**DESCRIPTION OF THE TASK:**
Retype each record below word for word. Leave the pictures out.

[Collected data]
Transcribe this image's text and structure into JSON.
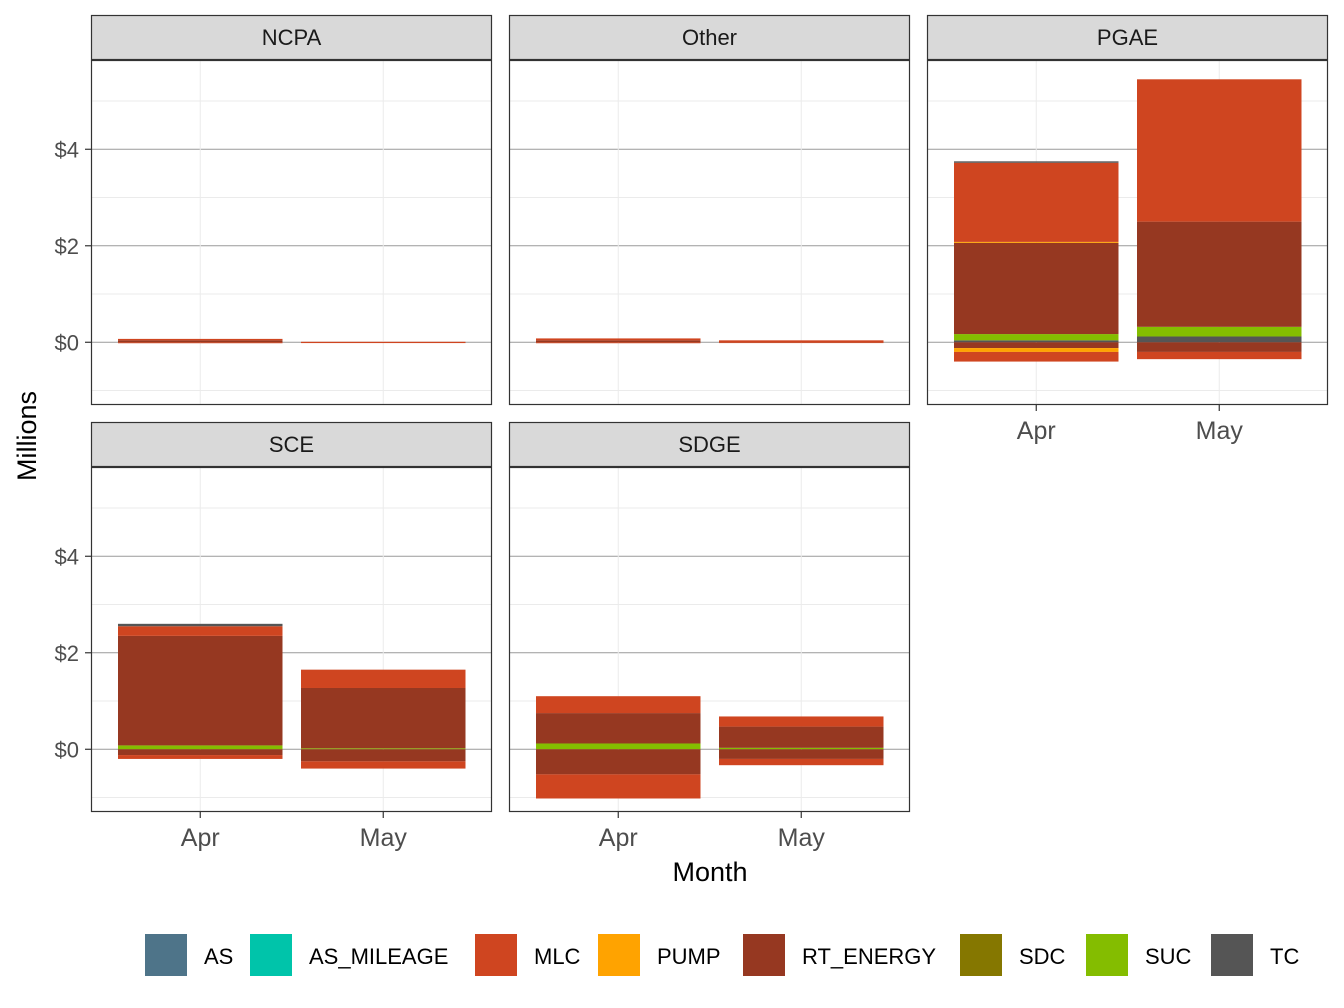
{
  "chart_data": {
    "type": "bar",
    "stacked": true,
    "facet": true,
    "xlabel": "Month",
    "ylabel": "Millions",
    "categories": [
      "Apr",
      "May"
    ],
    "ylim": [
      -1.3,
      5.85
    ],
    "yticks": [
      0,
      2,
      4
    ],
    "ytick_labels": [
      "$0",
      "$2",
      "$4"
    ],
    "grid": true,
    "legend_position": "bottom",
    "legend": [
      {
        "name": "AS",
        "color": "#4e7489"
      },
      {
        "name": "AS_MILEAGE",
        "color": "#00c4aa"
      },
      {
        "name": "MLC",
        "color": "#cf4520"
      },
      {
        "name": "PUMP",
        "color": "#ffa300"
      },
      {
        "name": "RT_ENERGY",
        "color": "#963821"
      },
      {
        "name": "SDC",
        "color": "#857700"
      },
      {
        "name": "SUC",
        "color": "#84bd00"
      },
      {
        "name": "TC",
        "color": "#555555"
      }
    ],
    "panels": [
      {
        "name": "NCPA",
        "bars": [
          {
            "x": "Apr",
            "segments": [
              {
                "series": "RT_ENERGY",
                "y0": 0,
                "y1": 0.04
              },
              {
                "series": "MLC",
                "y0": 0.04,
                "y1": 0.07
              },
              {
                "series": "MLC",
                "y0": -0.02,
                "y1": 0
              }
            ]
          },
          {
            "x": "May",
            "segments": [
              {
                "series": "MLC",
                "y0": 0,
                "y1": 0.01
              },
              {
                "series": "MLC",
                "y0": -0.01,
                "y1": 0
              }
            ]
          }
        ]
      },
      {
        "name": "Other",
        "bars": [
          {
            "x": "Apr",
            "segments": [
              {
                "series": "RT_ENERGY",
                "y0": 0,
                "y1": 0.04
              },
              {
                "series": "MLC",
                "y0": 0.04,
                "y1": 0.08
              },
              {
                "series": "MLC",
                "y0": -0.02,
                "y1": 0
              }
            ]
          },
          {
            "x": "May",
            "segments": [
              {
                "series": "MLC",
                "y0": 0,
                "y1": 0.04
              },
              {
                "series": "MLC",
                "y0": -0.01,
                "y1": 0
              }
            ]
          }
        ]
      },
      {
        "name": "PGAE",
        "bars": [
          {
            "x": "Apr",
            "segments": [
              {
                "series": "TC",
                "y0": 0,
                "y1": 0.04
              },
              {
                "series": "SUC",
                "y0": 0.04,
                "y1": 0.17
              },
              {
                "series": "RT_ENERGY",
                "y0": 0.17,
                "y1": 2.06
              },
              {
                "series": "PUMP",
                "y0": 2.06,
                "y1": 2.08
              },
              {
                "series": "MLC",
                "y0": 2.08,
                "y1": 3.72
              },
              {
                "series": "TC",
                "y0": 3.72,
                "y1": 3.75
              },
              {
                "series": "RT_ENERGY",
                "y0": -0.12,
                "y1": 0
              },
              {
                "series": "PUMP",
                "y0": -0.2,
                "y1": -0.12
              },
              {
                "series": "MLC",
                "y0": -0.4,
                "y1": -0.2
              }
            ]
          },
          {
            "x": "May",
            "segments": [
              {
                "series": "TC",
                "y0": 0,
                "y1": 0.12
              },
              {
                "series": "SUC",
                "y0": 0.12,
                "y1": 0.32
              },
              {
                "series": "RT_ENERGY",
                "y0": 0.32,
                "y1": 2.5
              },
              {
                "series": "MLC",
                "y0": 2.5,
                "y1": 5.45
              },
              {
                "series": "RT_ENERGY",
                "y0": -0.2,
                "y1": 0
              },
              {
                "series": "MLC",
                "y0": -0.35,
                "y1": -0.2
              }
            ]
          }
        ]
      },
      {
        "name": "SCE",
        "bars": [
          {
            "x": "Apr",
            "segments": [
              {
                "series": "SUC",
                "y0": 0,
                "y1": 0.08
              },
              {
                "series": "RT_ENERGY",
                "y0": 0.08,
                "y1": 2.35
              },
              {
                "series": "MLC",
                "y0": 2.35,
                "y1": 2.55
              },
              {
                "series": "TC",
                "y0": 2.55,
                "y1": 2.6
              },
              {
                "series": "RT_ENERGY",
                "y0": -0.12,
                "y1": 0
              },
              {
                "series": "MLC",
                "y0": -0.2,
                "y1": -0.12
              }
            ]
          },
          {
            "x": "May",
            "segments": [
              {
                "series": "SUC",
                "y0": 0,
                "y1": 0.02
              },
              {
                "series": "RT_ENERGY",
                "y0": 0.02,
                "y1": 1.27
              },
              {
                "series": "MLC",
                "y0": 1.27,
                "y1": 1.65
              },
              {
                "series": "RT_ENERGY",
                "y0": -0.25,
                "y1": 0
              },
              {
                "series": "MLC",
                "y0": -0.4,
                "y1": -0.25
              }
            ]
          }
        ]
      },
      {
        "name": "SDGE",
        "bars": [
          {
            "x": "Apr",
            "segments": [
              {
                "series": "SUC",
                "y0": 0,
                "y1": 0.12
              },
              {
                "series": "RT_ENERGY",
                "y0": 0.12,
                "y1": 0.75
              },
              {
                "series": "MLC",
                "y0": 0.75,
                "y1": 1.1
              },
              {
                "series": "RT_ENERGY",
                "y0": -0.52,
                "y1": 0
              },
              {
                "series": "MLC",
                "y0": -1.02,
                "y1": -0.52
              }
            ]
          },
          {
            "x": "May",
            "segments": [
              {
                "series": "SUC",
                "y0": 0,
                "y1": 0.03
              },
              {
                "series": "RT_ENERGY",
                "y0": 0.03,
                "y1": 0.47
              },
              {
                "series": "MLC",
                "y0": 0.47,
                "y1": 0.68
              },
              {
                "series": "RT_ENERGY",
                "y0": -0.2,
                "y1": 0
              },
              {
                "series": "MLC",
                "y0": -0.33,
                "y1": -0.2
              }
            ]
          }
        ]
      }
    ]
  }
}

**FINISHED EXERCISE:**
Transcribe this image's text and structure into JSON.
{
  "chart_data": {
    "type": "bar",
    "stacked": true,
    "facet": true,
    "xlabel": "Month",
    "ylabel": "Millions",
    "categories": [
      "Apr",
      "May"
    ],
    "ylim": [
      -1.3,
      5.85
    ],
    "yticks": [
      0,
      2,
      4
    ],
    "ytick_labels": [
      "$0",
      "$2",
      "$4"
    ],
    "grid": true,
    "legend_position": "bottom",
    "legend": [
      {
        "name": "AS",
        "color": "#4e7489"
      },
      {
        "name": "AS_MILEAGE",
        "color": "#00c4aa"
      },
      {
        "name": "MLC",
        "color": "#cf4520"
      },
      {
        "name": "PUMP",
        "color": "#ffa300"
      },
      {
        "name": "RT_ENERGY",
        "color": "#963821"
      },
      {
        "name": "SDC",
        "color": "#857700"
      },
      {
        "name": "SUC",
        "color": "#84bd00"
      },
      {
        "name": "TC",
        "color": "#555555"
      }
    ],
    "panels": [
      {
        "name": "NCPA",
        "bars": [
          {
            "x": "Apr",
            "segments": [
              {
                "series": "RT_ENERGY",
                "y0": 0,
                "y1": 0.04
              },
              {
                "series": "MLC",
                "y0": 0.04,
                "y1": 0.07
              },
              {
                "series": "MLC",
                "y0": -0.02,
                "y1": 0
              }
            ]
          },
          {
            "x": "May",
            "segments": [
              {
                "series": "MLC",
                "y0": 0,
                "y1": 0.01
              },
              {
                "series": "MLC",
                "y0": -0.01,
                "y1": 0
              }
            ]
          }
        ]
      },
      {
        "name": "Other",
        "bars": [
          {
            "x": "Apr",
            "segments": [
              {
                "series": "RT_ENERGY",
                "y0": 0,
                "y1": 0.04
              },
              {
                "series": "MLC",
                "y0": 0.04,
                "y1": 0.08
              },
              {
                "series": "MLC",
                "y0": -0.02,
                "y1": 0
              }
            ]
          },
          {
            "x": "May",
            "segments": [
              {
                "series": "MLC",
                "y0": 0,
                "y1": 0.04
              },
              {
                "series": "MLC",
                "y0": -0.01,
                "y1": 0
              }
            ]
          }
        ]
      },
      {
        "name": "PGAE",
        "bars": [
          {
            "x": "Apr",
            "segments": [
              {
                "series": "TC",
                "y0": 0,
                "y1": 0.04
              },
              {
                "series": "SUC",
                "y0": 0.04,
                "y1": 0.17
              },
              {
                "series": "RT_ENERGY",
                "y0": 0.17,
                "y1": 2.06
              },
              {
                "series": "PUMP",
                "y0": 2.06,
                "y1": 2.08
              },
              {
                "series": "MLC",
                "y0": 2.08,
                "y1": 3.72
              },
              {
                "series": "TC",
                "y0": 3.72,
                "y1": 3.75
              },
              {
                "series": "RT_ENERGY",
                "y0": -0.12,
                "y1": 0
              },
              {
                "series": "PUMP",
                "y0": -0.2,
                "y1": -0.12
              },
              {
                "series": "MLC",
                "y0": -0.4,
                "y1": -0.2
              }
            ]
          },
          {
            "x": "May",
            "segments": [
              {
                "series": "TC",
                "y0": 0,
                "y1": 0.12
              },
              {
                "series": "SUC",
                "y0": 0.12,
                "y1": 0.32
              },
              {
                "series": "RT_ENERGY",
                "y0": 0.32,
                "y1": 2.5
              },
              {
                "series": "MLC",
                "y0": 2.5,
                "y1": 5.45
              },
              {
                "series": "RT_ENERGY",
                "y0": -0.2,
                "y1": 0
              },
              {
                "series": "MLC",
                "y0": -0.35,
                "y1": -0.2
              }
            ]
          }
        ]
      },
      {
        "name": "SCE",
        "bars": [
          {
            "x": "Apr",
            "segments": [
              {
                "series": "SUC",
                "y0": 0,
                "y1": 0.08
              },
              {
                "series": "RT_ENERGY",
                "y0": 0.08,
                "y1": 2.35
              },
              {
                "series": "MLC",
                "y0": 2.35,
                "y1": 2.55
              },
              {
                "series": "TC",
                "y0": 2.55,
                "y1": 2.6
              },
              {
                "series": "RT_ENERGY",
                "y0": -0.12,
                "y1": 0
              },
              {
                "series": "MLC",
                "y0": -0.2,
                "y1": -0.12
              }
            ]
          },
          {
            "x": "May",
            "segments": [
              {
                "series": "SUC",
                "y0": 0,
                "y1": 0.02
              },
              {
                "series": "RT_ENERGY",
                "y0": 0.02,
                "y1": 1.27
              },
              {
                "series": "MLC",
                "y0": 1.27,
                "y1": 1.65
              },
              {
                "series": "RT_ENERGY",
                "y0": -0.25,
                "y1": 0
              },
              {
                "series": "MLC",
                "y0": -0.4,
                "y1": -0.25
              }
            ]
          }
        ]
      },
      {
        "name": "SDGE",
        "bars": [
          {
            "x": "Apr",
            "segments": [
              {
                "series": "SUC",
                "y0": 0,
                "y1": 0.12
              },
              {
                "series": "RT_ENERGY",
                "y0": 0.12,
                "y1": 0.75
              },
              {
                "series": "MLC",
                "y0": 0.75,
                "y1": 1.1
              },
              {
                "series": "RT_ENERGY",
                "y0": -0.52,
                "y1": 0
              },
              {
                "series": "MLC",
                "y0": -1.02,
                "y1": -0.52
              }
            ]
          },
          {
            "x": "May",
            "segments": [
              {
                "series": "SUC",
                "y0": 0,
                "y1": 0.03
              },
              {
                "series": "RT_ENERGY",
                "y0": 0.03,
                "y1": 0.47
              },
              {
                "series": "MLC",
                "y0": 0.47,
                "y1": 0.68
              },
              {
                "series": "RT_ENERGY",
                "y0": -0.2,
                "y1": 0
              },
              {
                "series": "MLC",
                "y0": -0.33,
                "y1": -0.2
              }
            ]
          }
        ]
      }
    ]
  }
}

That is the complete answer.